>> begin Passage to read

GPU computing

Videos

Videos of this topic may be available from one of our kickstart course playlists: 2023, 2022 Summer, 2022 February, 2021 Summer, 2021 February.

Abstract

  • Request a GPU with the Slurm option --gres=gpu:1 or --gpus=1 (some clusters need -p gpu or similar).

  • Select a certain type of GPU with e.g. --constraint='volta' (see the quick reference for names).

  • Monitor GPU performance with sacct -j JOBID -o comment -p.

  • For development, run jobs of 4 hours or less, and they can run quickly in the gpushort queue.

  • If you aren’t fully sure of how to scale up, contact us Research Software Engineers early.

Schematic of cluster with current discussion points highlighted; see caption or rest of lesson.

GPU nodes allow specialized types of work to be done massively in parallel.

What are GPUs and how do they parallelise calculations?

GPUs, short for graphical processing unit, are massively-parallel processors that are optimized to perform numerical calculations in parallel. Due to this specialisation GPUs can be substantially faster than CPUs when solving suitable problems.

GPUs are especially handy when dealing with matrices and vectors. This has allowed GPUs to become an indispensable tool in many research fields such as deep learning, where most of the calculations involve matrices.

The programs we normally write in common programming languages, e.g. C++ are executed by the CPU. To run a part of that program in a GPU the program must do the following:

  1. Specify a piece of code called a kernel, which contains the GPU part of the program and is compiled for the specific GPU architecture in use.

  2. Transfer the data needed by the program from the RAM to GPU VRAM.

  3. Execute the kernel on the GPU.

  4. Transfer the results from GPU VRAM to RAM.

../../../_images/parallel-gpu.svg

To help with this procedure special APIs (application programming interfaces) have been created. An example of such an API is CUDA toolkit, which is the native programming interface for NVIDIA GPUs.

>> end Passage to read

**Objective A:** Could you turn the listing, from its first line through the line containing "tab-layers[interactable]: レイヤー bbox=[360, 18, 455, 62]" inclusive, into a JSON list of strings with one string per line and no blank lines?
**Objective B:** Can you go on with the GPU computing lesson from the point where it stops?

>> begin Dataset entries

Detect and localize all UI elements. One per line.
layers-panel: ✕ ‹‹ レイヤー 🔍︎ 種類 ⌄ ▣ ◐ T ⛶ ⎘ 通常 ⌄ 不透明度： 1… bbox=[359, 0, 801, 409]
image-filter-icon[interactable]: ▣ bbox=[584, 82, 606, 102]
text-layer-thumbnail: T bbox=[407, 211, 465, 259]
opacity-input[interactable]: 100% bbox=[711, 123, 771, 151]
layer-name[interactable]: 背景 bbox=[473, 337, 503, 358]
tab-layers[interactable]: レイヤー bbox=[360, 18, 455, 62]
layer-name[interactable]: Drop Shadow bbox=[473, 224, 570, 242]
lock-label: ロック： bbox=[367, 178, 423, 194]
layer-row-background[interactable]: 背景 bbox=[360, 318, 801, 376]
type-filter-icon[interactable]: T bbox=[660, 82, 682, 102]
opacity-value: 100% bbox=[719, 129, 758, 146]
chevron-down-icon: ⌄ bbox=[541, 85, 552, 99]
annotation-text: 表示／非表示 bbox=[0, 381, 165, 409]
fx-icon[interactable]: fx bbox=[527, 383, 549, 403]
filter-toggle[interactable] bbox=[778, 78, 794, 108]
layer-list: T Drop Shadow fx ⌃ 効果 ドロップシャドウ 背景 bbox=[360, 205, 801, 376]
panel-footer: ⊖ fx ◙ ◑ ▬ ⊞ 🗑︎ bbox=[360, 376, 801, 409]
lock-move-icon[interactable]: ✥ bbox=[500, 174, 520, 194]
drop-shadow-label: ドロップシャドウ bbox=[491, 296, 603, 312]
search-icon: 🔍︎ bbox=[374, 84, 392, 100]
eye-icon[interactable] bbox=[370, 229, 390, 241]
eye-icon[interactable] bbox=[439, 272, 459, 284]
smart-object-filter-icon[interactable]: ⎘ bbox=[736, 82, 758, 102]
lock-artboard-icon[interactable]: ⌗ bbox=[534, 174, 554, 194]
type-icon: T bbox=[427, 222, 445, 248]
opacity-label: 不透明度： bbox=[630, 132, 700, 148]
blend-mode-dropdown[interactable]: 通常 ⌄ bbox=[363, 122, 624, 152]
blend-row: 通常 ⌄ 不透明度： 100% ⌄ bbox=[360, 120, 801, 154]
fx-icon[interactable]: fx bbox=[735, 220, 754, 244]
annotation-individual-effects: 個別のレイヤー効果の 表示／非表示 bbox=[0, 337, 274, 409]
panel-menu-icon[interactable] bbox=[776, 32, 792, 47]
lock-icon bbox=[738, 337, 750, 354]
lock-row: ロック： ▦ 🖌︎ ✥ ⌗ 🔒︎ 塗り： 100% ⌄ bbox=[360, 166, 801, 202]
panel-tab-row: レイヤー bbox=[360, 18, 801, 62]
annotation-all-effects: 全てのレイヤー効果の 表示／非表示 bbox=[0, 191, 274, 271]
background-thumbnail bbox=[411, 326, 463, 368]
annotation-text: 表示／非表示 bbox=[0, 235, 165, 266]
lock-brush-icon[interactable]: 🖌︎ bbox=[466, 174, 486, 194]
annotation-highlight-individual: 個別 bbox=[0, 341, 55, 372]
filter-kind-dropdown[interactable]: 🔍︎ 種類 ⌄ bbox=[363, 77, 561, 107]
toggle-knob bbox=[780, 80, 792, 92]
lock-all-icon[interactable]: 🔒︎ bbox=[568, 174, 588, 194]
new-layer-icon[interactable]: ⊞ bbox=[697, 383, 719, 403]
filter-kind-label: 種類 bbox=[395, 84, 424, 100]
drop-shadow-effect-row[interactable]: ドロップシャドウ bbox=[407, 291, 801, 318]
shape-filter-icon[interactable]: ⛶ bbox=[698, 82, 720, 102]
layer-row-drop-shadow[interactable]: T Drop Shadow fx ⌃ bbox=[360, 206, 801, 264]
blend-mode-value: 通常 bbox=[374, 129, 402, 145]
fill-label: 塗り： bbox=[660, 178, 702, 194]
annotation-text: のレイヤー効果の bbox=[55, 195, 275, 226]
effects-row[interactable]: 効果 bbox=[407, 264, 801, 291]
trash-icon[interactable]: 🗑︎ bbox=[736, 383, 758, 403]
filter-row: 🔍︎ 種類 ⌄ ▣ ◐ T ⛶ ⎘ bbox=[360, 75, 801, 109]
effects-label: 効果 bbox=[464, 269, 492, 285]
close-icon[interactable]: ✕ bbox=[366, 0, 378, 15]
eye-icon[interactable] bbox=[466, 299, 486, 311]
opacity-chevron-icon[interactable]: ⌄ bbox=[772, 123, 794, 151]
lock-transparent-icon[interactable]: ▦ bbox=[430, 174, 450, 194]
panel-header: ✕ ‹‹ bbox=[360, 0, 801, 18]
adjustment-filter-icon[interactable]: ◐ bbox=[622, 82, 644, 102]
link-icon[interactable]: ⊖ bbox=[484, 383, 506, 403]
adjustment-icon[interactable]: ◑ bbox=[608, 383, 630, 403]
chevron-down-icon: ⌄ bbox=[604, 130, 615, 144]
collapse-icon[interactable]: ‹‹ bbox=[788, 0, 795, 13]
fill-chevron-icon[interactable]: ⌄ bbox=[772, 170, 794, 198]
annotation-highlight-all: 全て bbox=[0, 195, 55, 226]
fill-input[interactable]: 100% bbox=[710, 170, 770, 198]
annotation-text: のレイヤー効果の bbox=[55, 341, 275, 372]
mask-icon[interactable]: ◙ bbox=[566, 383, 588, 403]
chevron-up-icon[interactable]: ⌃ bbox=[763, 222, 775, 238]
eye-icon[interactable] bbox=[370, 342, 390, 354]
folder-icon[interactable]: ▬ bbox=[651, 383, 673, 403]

>> end Dataset entries

**Answer A:**
[
  "Detect and localize all UI elements. One per line.",
  "layers-panel: ✕ ‹‹ レイヤー 🔍︎ 種類 ⌄ ▣ ◐ T ⛶ ⎘ 通常 ⌄ 不透明度： 1… bbox=[359, 0, 801, 409]",
  "image-filter-icon[interactable]: ▣ bbox=[584, 82, 606, 102]",
  "text-layer-thumbnail: T bbox=[407, 211, 465, 259]",
  "opacity-input[interactable]: 100% bbox=[711, 123, 771, 151]",
  "layer-name[interactable]: 背景 bbox=[473, 337, 503, 358]",
  "tab-layers[interactable]: レイヤー bbox=[360, 18, 455, 62]"
]

**Answer B:**
On Triton, we have a large number of NVIDIA GPU cards from different generations and a single machine with AMD GPU cards. Triton GPUs are not the typical desktop GPUs, but specialized research-grade server GPUs with large memory, high bandwidth and specialized instructions. For scientific purposes, they generally outperform the best desktop GPUs.

See also

Please ensure you have read Interactive jobs and Serial Jobs before you proceed with this tutorial.

Running a typical GPU program

Reserving resources for GPU programs

Slurm keeps track of the GPU resources as generic resources (GRES) or trackable resources (TRES). They are basically limited resources that you can request in addition to normal resources such as CPUs and RAM.

To request GPUs on Slurm, you should use the --gres=gpu:1 or --gpus=1 -flags.

You can also use syntax --gres=gpu:GPU_TYPE:1, where GPU_TYPE is a name chosen by the admins for the GPU. For example, --gres=gpu:v100:1 would give you a V100 card. See section on reserving specific GPU architectures for more information.

You can request more than one GPU with --gres=gpu:G, where G is the number of the requested GPUs.

Some GPUs are placed in a quick debugging queue. See section on reserving quick debugging resources for more information.

Note

Most GPU programs cannot utilize more than one GPU at a time. Before trying to reserve multiple GPUs you should verify that your code can utilize them.

Running an example program that utilizes GPU

The scripts you need for the following exercises can be found in our hpc-examples, which we discussed in Using the cluster from a shell. You can clone the repository by running git clone https://github.com/AaltoSciComp/hpc-examples.git. Doing this creates you a local copy of the repository in your current working directory. This repository will be used for most of the tutorial exercises.

For this example, let’s consider pi-gpu.cu in the slurm-folder. It estimates pi with Monte Carlo methods and can utilize a GPU for calculating the trials.

The script is in the slurm-folder. This example is written in C++ and CUDA. Thus it needs to be compiled before it can be run.

To compile CUDA-based code for GPUs, lets load a cuda-module and a newer compiler:

module load gcc/8.4.0 cuda

Now we should have a compiler and a CUDA toolkit loaded. After this we can compile the code with:

nvcc -arch=sm_60 -gencode=arch=compute_60,code=sm_60 -gencode=arch=compute_70,code=sm_70 -gencode=arch=compute_80,code=sm_80 -o pi-gpu pi-gpu.cu

This monstrosity of a command is written like this because we want our code to be able run on multiple different GPU architectures. For more information, see section on setting compilation flags for GPU architectures.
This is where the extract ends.